[DATASET CONTENT]

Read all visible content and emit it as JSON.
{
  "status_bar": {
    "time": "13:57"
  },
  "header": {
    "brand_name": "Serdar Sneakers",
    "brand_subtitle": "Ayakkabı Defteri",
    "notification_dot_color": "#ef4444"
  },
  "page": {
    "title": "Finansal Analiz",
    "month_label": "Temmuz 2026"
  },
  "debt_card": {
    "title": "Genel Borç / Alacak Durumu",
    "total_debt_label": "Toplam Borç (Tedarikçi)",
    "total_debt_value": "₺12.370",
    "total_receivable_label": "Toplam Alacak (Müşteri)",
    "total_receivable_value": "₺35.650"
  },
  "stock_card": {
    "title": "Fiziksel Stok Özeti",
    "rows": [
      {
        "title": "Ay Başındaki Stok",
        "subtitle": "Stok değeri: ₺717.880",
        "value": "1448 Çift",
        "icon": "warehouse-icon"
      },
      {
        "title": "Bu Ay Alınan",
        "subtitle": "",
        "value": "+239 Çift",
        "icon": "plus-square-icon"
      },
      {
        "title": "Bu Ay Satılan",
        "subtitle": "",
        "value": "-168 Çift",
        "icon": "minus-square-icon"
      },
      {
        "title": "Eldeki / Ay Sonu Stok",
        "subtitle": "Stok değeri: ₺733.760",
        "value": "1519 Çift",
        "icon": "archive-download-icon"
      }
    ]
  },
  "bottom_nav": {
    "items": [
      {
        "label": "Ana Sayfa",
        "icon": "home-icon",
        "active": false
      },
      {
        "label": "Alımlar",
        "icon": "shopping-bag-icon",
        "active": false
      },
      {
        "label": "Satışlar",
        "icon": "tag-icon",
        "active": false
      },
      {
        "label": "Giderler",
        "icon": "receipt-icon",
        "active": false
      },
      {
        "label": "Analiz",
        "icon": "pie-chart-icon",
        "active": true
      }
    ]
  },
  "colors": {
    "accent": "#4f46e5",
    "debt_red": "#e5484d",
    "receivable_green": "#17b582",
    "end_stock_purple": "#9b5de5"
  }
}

[TASK INSTRUCTIONS] Would you give the material above again, complete and exact?

[WRITTEN REPLY]
Read all visible content and emit it as JSON.
{
  "status_bar": {
    "time": "13:57"
  },
  "header": {
    "brand_name": "Serdar Sneakers",
    "brand_subtitle": "Ayakkabı Defteri",
    "notification_dot_color": "#ef4444"
  },
  "page": {
    "title": "Finansal Analiz",
    "month_label": "Temmuz 2026"
  },
  "debt_card": {
    "title": "Genel Borç / Alacak Durumu",
    "total_debt_label": "Toplam Borç (Tedarikçi)",
    "total_debt_value": "₺12.370",
    "total_receivable_label": "Toplam Alacak (Müşteri)",
    "total_receivable_value": "₺35.650"
  },
  "stock_card": {
    "title": "Fiziksel Stok Özeti",
    "rows": [
      {
        "title": "Ay Başındaki Stok",
        "subtitle": "Stok değeri: ₺717.880",
        "value": "1448 Çift",
        "icon": "warehouse-icon"
      },
      {
        "title": "Bu Ay Alınan",
        "subtitle": "",
        "value": "+239 Çift",
        "icon": "plus-square-icon"
      },
      {
        "title": "Bu Ay Satılan",
        "subtitle": "",
        "value": "-168 Çift",
        "icon": "minus-square-icon"
      },
      {
        "title": "Eldeki / Ay Sonu Stok",
        "subtitle": "Stok değeri: ₺733.760",
        "value": "1519 Çift",
        "icon": "archive-download-icon"
      }
    ]
  },
  "bottom_nav": {
    "items": [
      {
        "label": "Ana Sayfa",
        "icon": "home-icon",
        "active": false
      },
      {
        "label": "Alımlar",
        "icon": "shopping-bag-icon",
        "active": false
      },
      {
        "label": "Satışlar",
        "icon": "tag-icon",
        "active": false
      },
      {
        "label": "Giderler",
        "icon": "receipt-icon",
        "active": false
      },
      {
        "label": "Analiz",
        "icon": "pie-chart-icon",
        "active": true
      }
    ]
  },
  "colors": {
    "accent": "#4f46e5",
    "debt_red": "#e5484d",
    "receivable_green": "#17b582",
    "end_stock_purple": "#9b5de5"
  }
}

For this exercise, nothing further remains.